[Figure record extracts]
_ _ _ _

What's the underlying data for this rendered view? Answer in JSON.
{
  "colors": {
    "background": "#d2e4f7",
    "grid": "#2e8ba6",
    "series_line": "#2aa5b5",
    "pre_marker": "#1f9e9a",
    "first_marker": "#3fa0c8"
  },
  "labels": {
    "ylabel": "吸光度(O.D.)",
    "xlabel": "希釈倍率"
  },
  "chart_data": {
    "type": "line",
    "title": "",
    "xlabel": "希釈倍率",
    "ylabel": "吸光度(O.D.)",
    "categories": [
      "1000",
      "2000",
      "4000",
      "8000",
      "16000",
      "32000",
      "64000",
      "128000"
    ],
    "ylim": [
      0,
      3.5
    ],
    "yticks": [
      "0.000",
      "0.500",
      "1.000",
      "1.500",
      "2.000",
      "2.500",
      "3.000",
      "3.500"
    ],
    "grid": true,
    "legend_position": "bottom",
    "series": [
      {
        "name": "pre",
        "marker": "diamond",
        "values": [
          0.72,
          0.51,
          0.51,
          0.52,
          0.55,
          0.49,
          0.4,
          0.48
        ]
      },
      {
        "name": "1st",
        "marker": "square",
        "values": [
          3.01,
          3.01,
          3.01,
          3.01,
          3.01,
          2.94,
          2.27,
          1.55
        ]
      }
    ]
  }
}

_ _ _ _

Take the listing above and write it out again exactly.

Task result =>
What's the underlying data for this rendered view? Answer in JSON.
{
  "colors": {
    "background": "#d2e4f7",
    "grid": "#2e8ba6",
    "series_line": "#2aa5b5",
    "pre_marker": "#1f9e9a",
    "first_marker": "#3fa0c8"
  },
  "labels": {
    "ylabel": "吸光度(O.D.)",
    "xlabel": "希釈倍率"
  },
  "chart_data": {
    "type": "line",
    "title": "",
    "xlabel": "希釈倍率",
    "ylabel": "吸光度(O.D.)",
    "categories": [
      "1000",
      "2000",
      "4000",
      "8000",
      "16000",
      "32000",
      "64000",
      "128000"
    ],
    "ylim": [
      0,
      3.5
    ],
    "yticks": [
      "0.000",
      "0.500",
      "1.000",
      "1.500",
      "2.000",
      "2.500",
      "3.000",
      "3.500"
    ],
    "grid": true,
    "legend_position": "bottom",
    "series": [
      {
        "name": "pre",
        "marker": "diamond",
        "values": [
          0.72,
          0.51,
          0.51,
          0.52,
          0.55,
          0.49,
          0.4,
          0.48
        ]
      },
      {
        "name": "1st",
        "marker": "square",
        "values": [
          3.01,
          3.01,
          3.01,
          3.01,
          3.01,
          2.94,
          2.27,
          1.55
        ]
      }
    ]
  }
}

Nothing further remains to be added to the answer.